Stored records
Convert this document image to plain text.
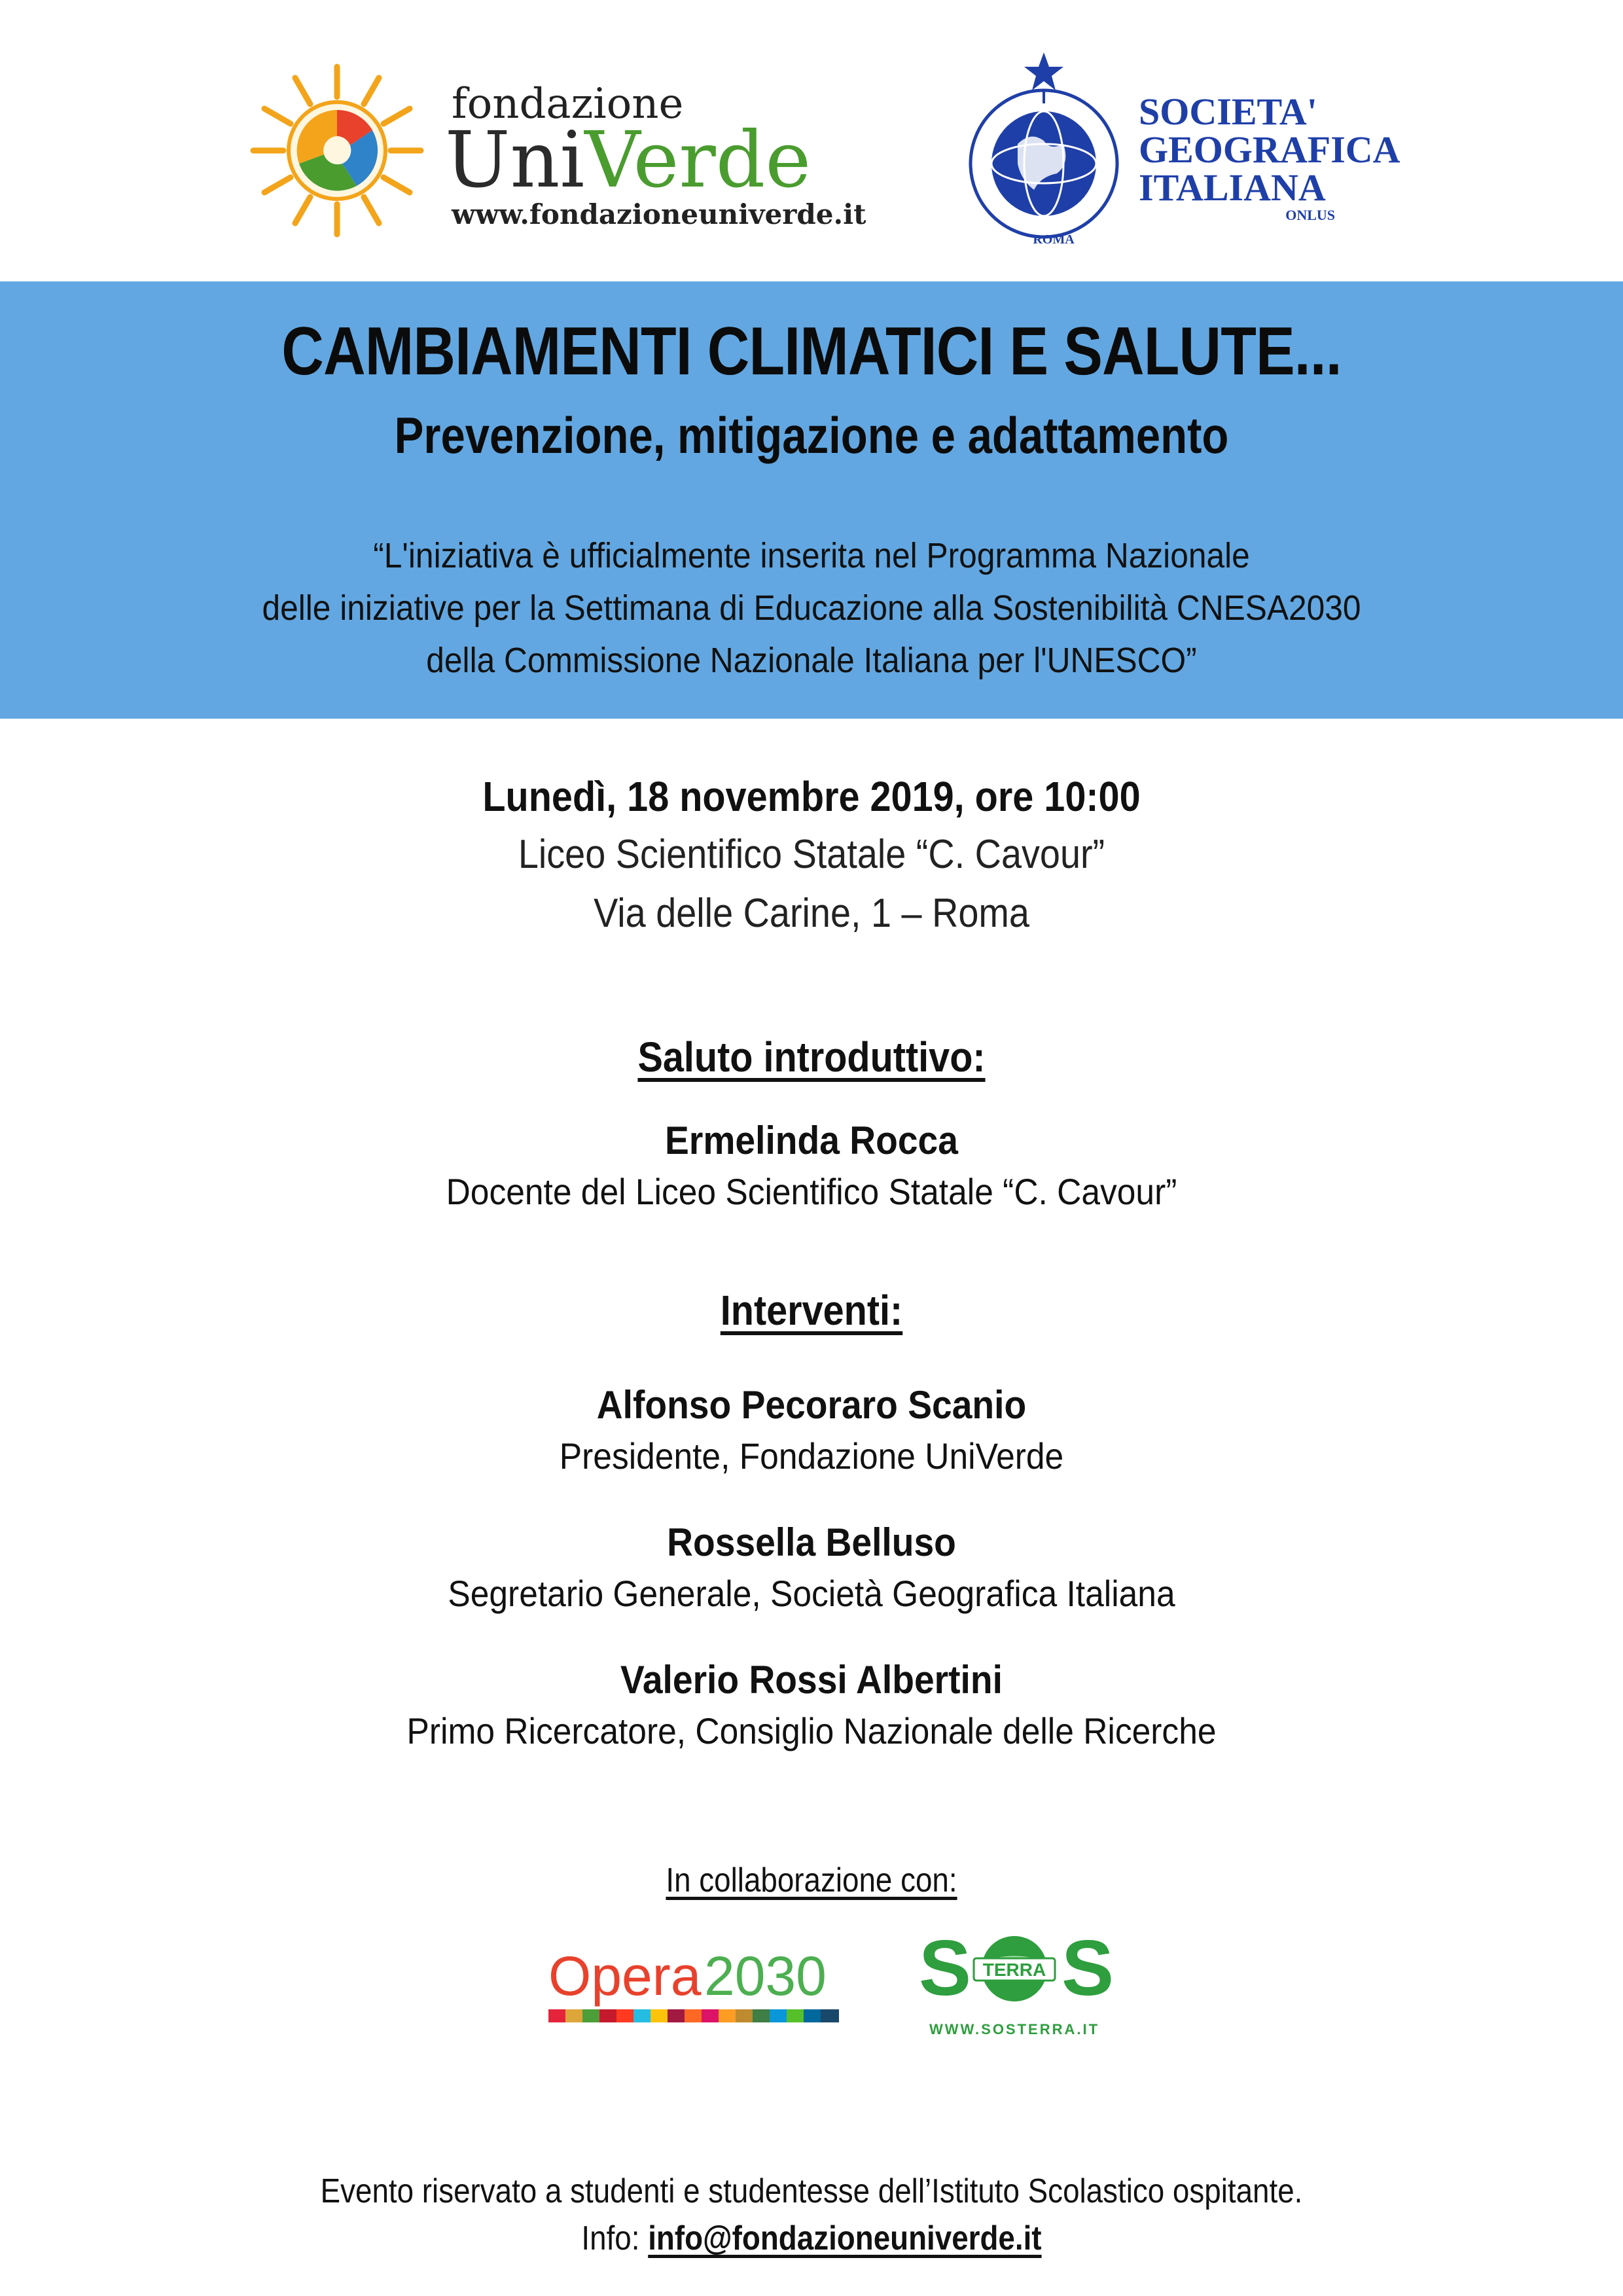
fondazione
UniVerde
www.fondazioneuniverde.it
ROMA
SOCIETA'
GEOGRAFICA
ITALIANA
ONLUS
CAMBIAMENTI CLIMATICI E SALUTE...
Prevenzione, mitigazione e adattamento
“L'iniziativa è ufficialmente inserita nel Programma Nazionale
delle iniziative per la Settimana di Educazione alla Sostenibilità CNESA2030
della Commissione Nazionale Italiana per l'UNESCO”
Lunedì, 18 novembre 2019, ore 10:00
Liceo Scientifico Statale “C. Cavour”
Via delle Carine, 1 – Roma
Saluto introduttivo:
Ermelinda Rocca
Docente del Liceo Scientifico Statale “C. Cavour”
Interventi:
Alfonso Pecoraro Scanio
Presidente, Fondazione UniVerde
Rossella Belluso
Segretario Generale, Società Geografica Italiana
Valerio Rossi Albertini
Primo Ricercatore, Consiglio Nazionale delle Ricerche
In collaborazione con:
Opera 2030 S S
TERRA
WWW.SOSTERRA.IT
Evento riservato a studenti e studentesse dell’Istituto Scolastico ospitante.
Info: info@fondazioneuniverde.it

=== Exercise goal ===
Make an exact copy of the records above, with the pictures left out.

=== Finished answer ===
Convert this document image to plain text.
fondazione
UniVerde
www.fondazioneuniverde.it
ROMA
SOCIETA'
GEOGRAFICA
ITALIANA
ONLUS
CAMBIAMENTI CLIMATICI E SALUTE...
Prevenzione, mitigazione e adattamento
“L'iniziativa è ufficialmente inserita nel Programma Nazionale
delle iniziative per la Settimana di Educazione alla Sostenibilità CNESA2030
della Commissione Nazionale Italiana per l'UNESCO”
Lunedì, 18 novembre 2019, ore 10:00
Liceo Scientifico Statale “C. Cavour”
Via delle Carine, 1 – Roma
Saluto introduttivo:
Ermelinda Rocca
Docente del Liceo Scientifico Statale “C. Cavour”
Interventi:
Alfonso Pecoraro Scanio
Presidente, Fondazione UniVerde
Rossella Belluso
Segretario Generale, Società Geografica Italiana
Valerio Rossi Albertini
Primo Ricercatore, Consiglio Nazionale delle Ricerche
In collaborazione con:
Opera 2030 S S
TERRA
WWW.SOSTERRA.IT
Evento riservato a studenti e studentesse dell’Istituto Scolastico ospitante.
Info: info@fondazioneuniverde.it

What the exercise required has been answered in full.